Every entry should be repeated exactly. Omit the pictures.

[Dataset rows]
____________________

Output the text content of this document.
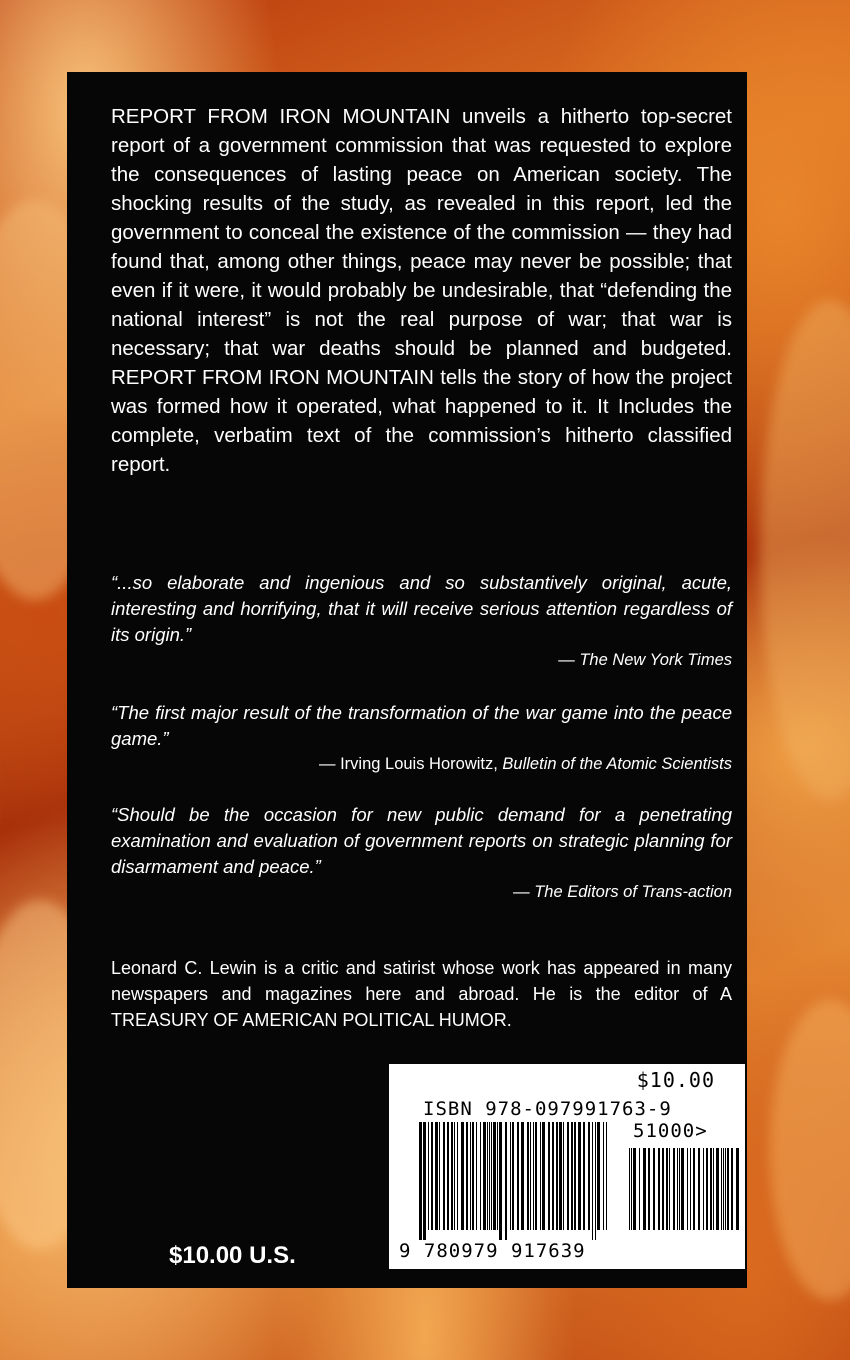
REPORT FROM IRON MOUNTAIN unveils a hitherto top-secret report of a government commission that was requested to explore the consequences of lasting peace on American society. The shocking results of the study, as revealed in this report, led the government to conceal the existence of the commission — they had found that, among other things, peace may never be possible; that even if it were, it would probably be undesirable, that “defending the national interest” is not the real purpose of war; that war is necessary; that war deaths should be planned and budgeted. REPORT FROM IRON MOUNTAIN tells the story of how the project was formed how it operated, what happened to it. It Includes the complete, verbatim text of the commission’s hitherto classified report.

“...so elaborate and ingenious and so substantively original, acute, interesting and horrifying, that it will receive serious attention regardless of its origin.”
— The New York Times
“The first major result of the transformation of the war game into the peace game.”
— Irving Louis Horowitz, Bulletin of the Atomic Scientists
“Should be the occasion for new public demand for a penetrating examination and evaluation of government reports on strategic planning for disarmament and peace.”
— The Editors of Trans-action

Leonard C. Lewin is a critic and satirist whose work has appeared in many newspapers and magazines here and abroad. He is the editor of A TREASURY OF AMERICAN POLITICAL HUMOR.

$10.00 U.S.
$10.00
ISBN 978-097991763-9
51000>
9 780979 917639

____________________

* _OUTPUT OF THE EXERCISE_
Output the text content of this document.
REPORT FROM IRON MOUNTAIN unveils a hitherto top-secret report of a government commission that was requested to explore the consequences of lasting peace on American society. The shocking results of the study, as revealed in this report, led the government to conceal the existence of the commission — they had found that, among other things, peace may never be possible; that even if it were, it would probably be undesirable, that “defending the national interest” is not the real purpose of war; that war is necessary; that war deaths should be planned and budgeted. REPORT FROM IRON MOUNTAIN tells the story of how the project was formed how it operated, what happened to it. It Includes the complete, verbatim text of the commission’s hitherto classified report.

“...so elaborate and ingenious and so substantively original, acute, interesting and horrifying, that it will receive serious attention regardless of its origin.”
— The New York Times
“The first major result of the transformation of the war game into the peace game.”
— Irving Louis Horowitz, Bulletin of the Atomic Scientists
“Should be the occasion for new public demand for a penetrating examination and evaluation of government reports on strategic planning for disarmament and peace.”
— The Editors of Trans-action

Leonard C. Lewin is a critic and satirist whose work has appeared in many newspapers and magazines here and abroad. He is the editor of A TREASURY OF AMERICAN POLITICAL HUMOR.

$10.00 U.S.
$10.00
ISBN 978-097991763-9
51000>
9 780979 917639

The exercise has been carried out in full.